=== Exercise directions ===
Identify every line in the entries that contains the word "this", and copy each of those lines. Case counts.

=== Stored data ===
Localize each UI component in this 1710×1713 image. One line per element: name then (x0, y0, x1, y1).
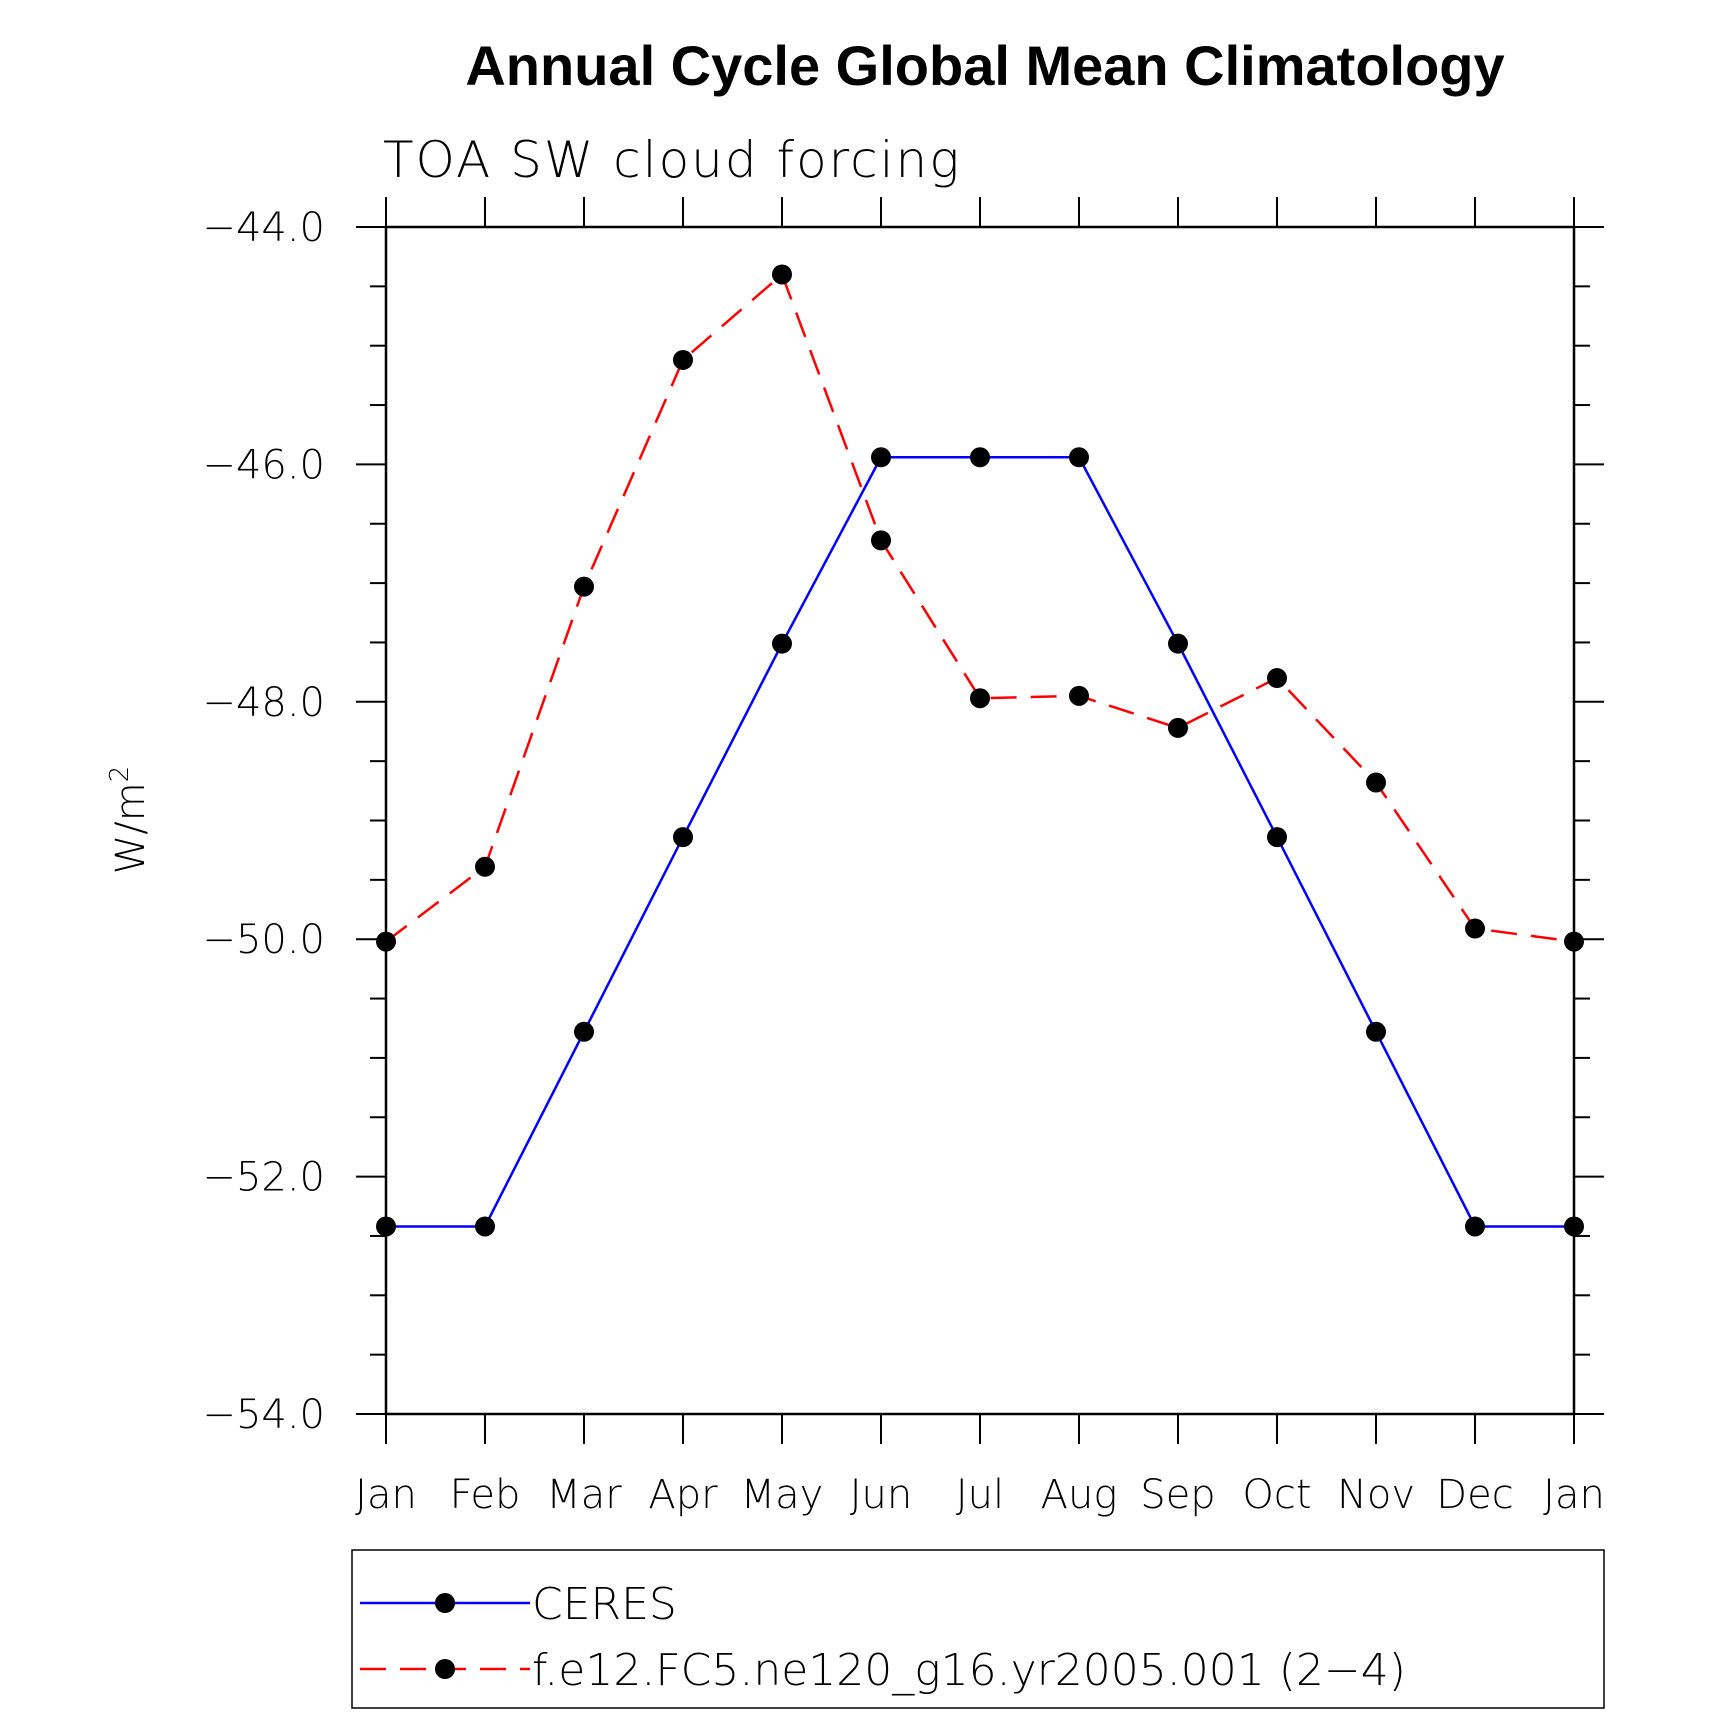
y-tick-label: −48.0 (202, 680, 325, 726)
y-axis-label-text: W/m (108, 782, 154, 874)
x-tick-label: Aug (1041, 1472, 1118, 1518)
x-tick-label: Jun (850, 1472, 913, 1518)
y-tick-labels: −44.0 −46.0 −48.0 −50.0 −52.0 −54.0 (202, 205, 325, 1438)
legend-label: CERES (532, 1579, 677, 1630)
legend-marker (435, 1593, 455, 1613)
x-tick-label: May (741, 1472, 824, 1518)
series-line (386, 456, 1574, 1228)
legend-entries: CERES f.e12.FC5.ne120_g16.yr2005.001 (2−4… (360, 1579, 1406, 1696)
legend: CERES f.e12.FC5.ne120_g16.yr2005.001 (2−4… (351, 1549, 1605, 1709)
data-point (1465, 1216, 1485, 1237)
legend-marker (435, 1659, 455, 1679)
y-tick-label: −50.0 (202, 917, 325, 963)
x-tick-label: Jul (956, 1472, 1004, 1518)
data-point (1069, 447, 1089, 468)
data-point (1168, 717, 1188, 738)
data-point (1168, 633, 1188, 654)
data-point (475, 1216, 495, 1237)
data-point (673, 349, 693, 370)
data-point (772, 633, 792, 654)
data-point (1366, 1021, 1386, 1042)
data-point (1465, 918, 1485, 939)
x-tick-label: Nov (1337, 1472, 1415, 1518)
data-point (1267, 668, 1287, 689)
y-tick-label: −46.0 (202, 442, 325, 488)
chart-subtitle: TOA SW cloud forcing (383, 131, 961, 189)
x-tick-label: Feb (450, 1472, 521, 1518)
series-line (385, 272, 1575, 943)
data-point (475, 856, 495, 877)
data-point (574, 576, 594, 597)
legend-label: f.e12.FC5.ne120_g16.yr2005.001 (2−4) (532, 1645, 1406, 1696)
data-point (673, 827, 693, 848)
data-point (1267, 827, 1287, 848)
x-tick-label: Oct (1242, 1472, 1311, 1518)
chart-title: Annual Cycle Global Mean Climatology (465, 34, 1504, 97)
x-tick-label: Jan (355, 1472, 417, 1518)
x-tick-labels: Jan Feb Mar Apr May Jun Jul Aug Sep Oct Nov Dec Jan (355, 1472, 1605, 1518)
y-tick-label: −54.0 (202, 1392, 325, 1438)
x-tick-label: Apr (648, 1472, 718, 1518)
y-tick-label: −52.0 (202, 1155, 325, 1201)
x-tick-label: Dec (1436, 1472, 1513, 1518)
axis-ticks (356, 197, 1604, 1444)
data-point (574, 1021, 594, 1042)
data-point (1366, 772, 1386, 793)
y-axis-label-superscript: 2 (105, 766, 135, 783)
series-layer (376, 264, 1584, 1237)
data-point (970, 688, 990, 709)
data-point (1069, 685, 1089, 706)
data-point (871, 447, 891, 468)
y-axis-label: W/m2 (105, 766, 154, 875)
legend-box (351, 1549, 1605, 1709)
data-point (970, 447, 990, 468)
y-tick-label: −44.0 (202, 205, 325, 251)
x-tick-label: Mar (546, 1472, 622, 1518)
plot-frame (384, 225, 1576, 1416)
data-point (871, 530, 891, 551)
x-tick-label: Jan (1543, 1472, 1605, 1518)
data-point (772, 264, 792, 285)
x-tick-label: Sep (1140, 1472, 1215, 1518)
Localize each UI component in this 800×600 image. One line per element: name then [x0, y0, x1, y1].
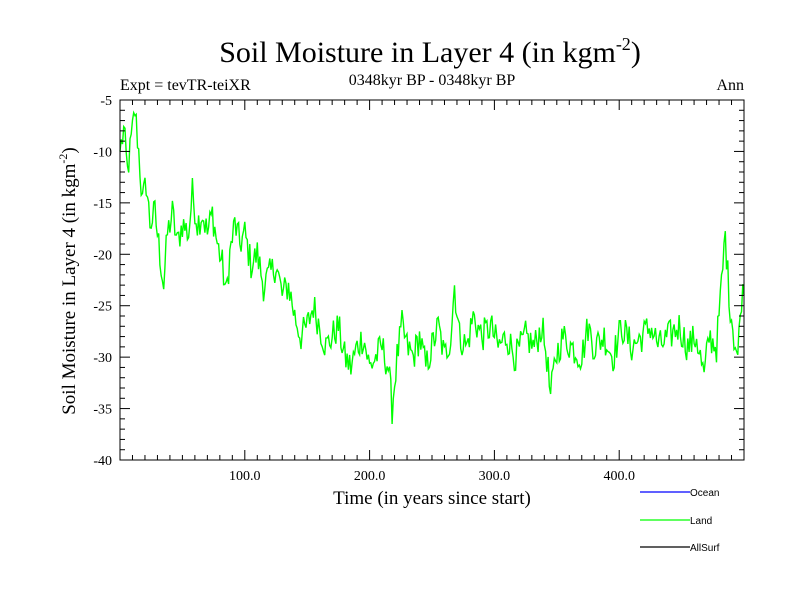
legend: Ocean Land AllSurf — [640, 488, 720, 554]
y-tick-label: -15 — [93, 197, 112, 212]
y-tick-label: -10 — [93, 145, 112, 160]
plot-data — [119, 110, 745, 425]
axis-ticks — [120, 99, 744, 461]
chart-title: Soil Moisture in Layer 4 (in kgm-2) — [219, 34, 641, 69]
experiment-label: Expt = tevTR-teiXR — [120, 77, 251, 94]
y-tick-label: -20 — [93, 248, 112, 263]
tick-labels: -5 -10 -15 -20 -25 -30 -35 -40 100.0 200.0 300.0 40… — [93, 94, 635, 484]
x-tick-label: 300.0 — [479, 469, 511, 484]
chart-subtitle: 0348kyr BP - 0348kyr BP — [349, 72, 516, 89]
y-tick-label: -35 — [93, 403, 112, 418]
y-axis-label: Soil Moisture in Layer 4 (in kgm-2) — [56, 147, 80, 415]
season-label: Ann — [716, 77, 744, 94]
y-tick-label: -40 — [93, 454, 112, 469]
y-tick-label: -30 — [93, 351, 112, 366]
legend-allsurf-label: AllSurf — [690, 543, 720, 554]
x-tick-label: 200.0 — [354, 469, 386, 484]
plot-frame — [119, 99, 745, 461]
x-axis-label: Time (in years since start) — [333, 488, 531, 509]
y-tick-label: -25 — [93, 300, 112, 315]
legend-land-label: Land — [690, 516, 712, 527]
x-tick-label: 400.0 — [603, 469, 635, 484]
x-tick-label: 100.0 — [229, 469, 261, 484]
series-line-land — [119, 110, 745, 425]
y-tick-label: -5 — [100, 94, 112, 109]
legend-ocean-label: Ocean — [690, 488, 719, 499]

=== Exercise result ===
Localize each UI component in this 1710×1713 image. One line per element: name then (x0, y0, x1, y1).
Localize each UI component in this 800×600 image. One line per element: name then [x0, y0, x1, y1].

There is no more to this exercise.